== What this task involves ==
Tally the lines that contain "prior" and report the total alone.
Start Material provided
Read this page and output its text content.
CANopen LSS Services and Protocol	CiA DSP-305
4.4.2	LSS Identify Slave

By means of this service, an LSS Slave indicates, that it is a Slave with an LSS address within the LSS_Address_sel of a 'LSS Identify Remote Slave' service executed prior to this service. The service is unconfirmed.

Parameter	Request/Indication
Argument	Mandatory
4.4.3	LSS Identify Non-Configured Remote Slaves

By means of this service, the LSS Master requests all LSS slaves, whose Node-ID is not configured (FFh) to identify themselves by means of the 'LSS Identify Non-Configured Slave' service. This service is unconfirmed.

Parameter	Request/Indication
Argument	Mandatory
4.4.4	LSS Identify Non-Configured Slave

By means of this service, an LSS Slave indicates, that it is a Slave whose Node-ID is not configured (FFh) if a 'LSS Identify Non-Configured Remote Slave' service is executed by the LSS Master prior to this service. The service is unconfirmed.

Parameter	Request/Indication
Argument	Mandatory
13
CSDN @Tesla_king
End Material provided
Start Material provided
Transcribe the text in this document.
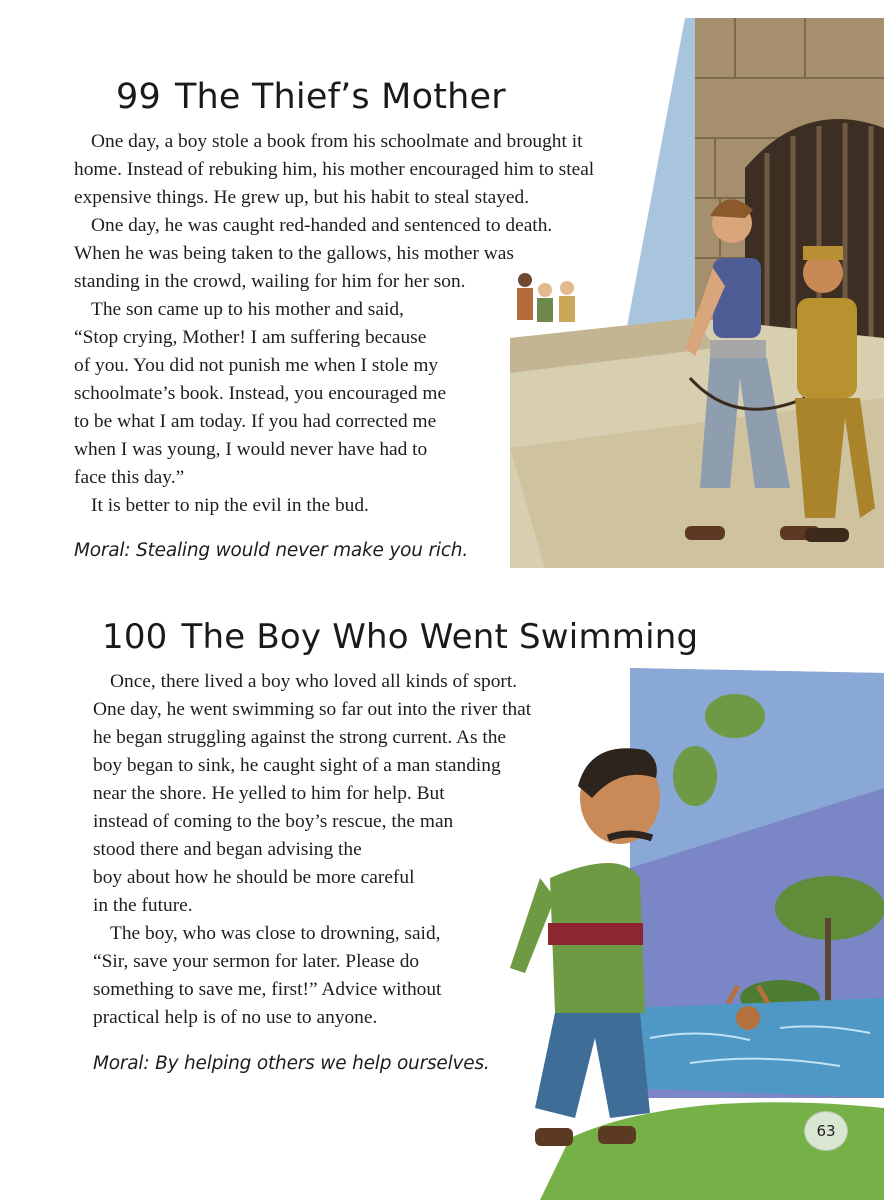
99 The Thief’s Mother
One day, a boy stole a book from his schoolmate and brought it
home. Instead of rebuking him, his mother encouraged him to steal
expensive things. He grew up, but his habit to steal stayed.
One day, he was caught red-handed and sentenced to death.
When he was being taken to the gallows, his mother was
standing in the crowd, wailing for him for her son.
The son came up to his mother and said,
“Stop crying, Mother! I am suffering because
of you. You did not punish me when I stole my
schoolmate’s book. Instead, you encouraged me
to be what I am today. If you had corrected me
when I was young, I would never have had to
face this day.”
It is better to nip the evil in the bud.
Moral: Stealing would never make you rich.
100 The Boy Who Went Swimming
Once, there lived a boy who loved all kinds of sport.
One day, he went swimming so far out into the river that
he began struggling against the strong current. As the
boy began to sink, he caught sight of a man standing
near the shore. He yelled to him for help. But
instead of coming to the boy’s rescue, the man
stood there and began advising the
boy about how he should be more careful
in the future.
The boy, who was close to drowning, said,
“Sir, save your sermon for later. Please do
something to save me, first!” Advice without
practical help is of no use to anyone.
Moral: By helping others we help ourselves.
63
End Material provided
Start Material provided
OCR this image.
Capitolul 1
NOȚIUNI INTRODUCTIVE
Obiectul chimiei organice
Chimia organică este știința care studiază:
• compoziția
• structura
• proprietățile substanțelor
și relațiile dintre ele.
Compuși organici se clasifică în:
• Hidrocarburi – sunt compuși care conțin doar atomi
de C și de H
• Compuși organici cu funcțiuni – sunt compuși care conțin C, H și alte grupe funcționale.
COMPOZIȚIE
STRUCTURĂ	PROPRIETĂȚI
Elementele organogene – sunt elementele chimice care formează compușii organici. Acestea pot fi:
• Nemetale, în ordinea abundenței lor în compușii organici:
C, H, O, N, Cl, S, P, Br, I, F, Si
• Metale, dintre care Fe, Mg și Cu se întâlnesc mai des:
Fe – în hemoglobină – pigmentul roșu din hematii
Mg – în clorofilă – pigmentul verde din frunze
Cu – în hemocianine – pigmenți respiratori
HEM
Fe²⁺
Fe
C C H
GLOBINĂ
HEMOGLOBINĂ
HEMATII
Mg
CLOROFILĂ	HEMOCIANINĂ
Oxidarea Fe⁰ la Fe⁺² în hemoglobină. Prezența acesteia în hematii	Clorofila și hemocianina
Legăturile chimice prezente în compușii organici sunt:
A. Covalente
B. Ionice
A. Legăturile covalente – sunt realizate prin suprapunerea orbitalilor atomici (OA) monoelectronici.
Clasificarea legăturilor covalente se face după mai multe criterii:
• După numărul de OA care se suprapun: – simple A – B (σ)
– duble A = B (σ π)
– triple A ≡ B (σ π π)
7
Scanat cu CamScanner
End Material provided
== Answer to this problem ==
2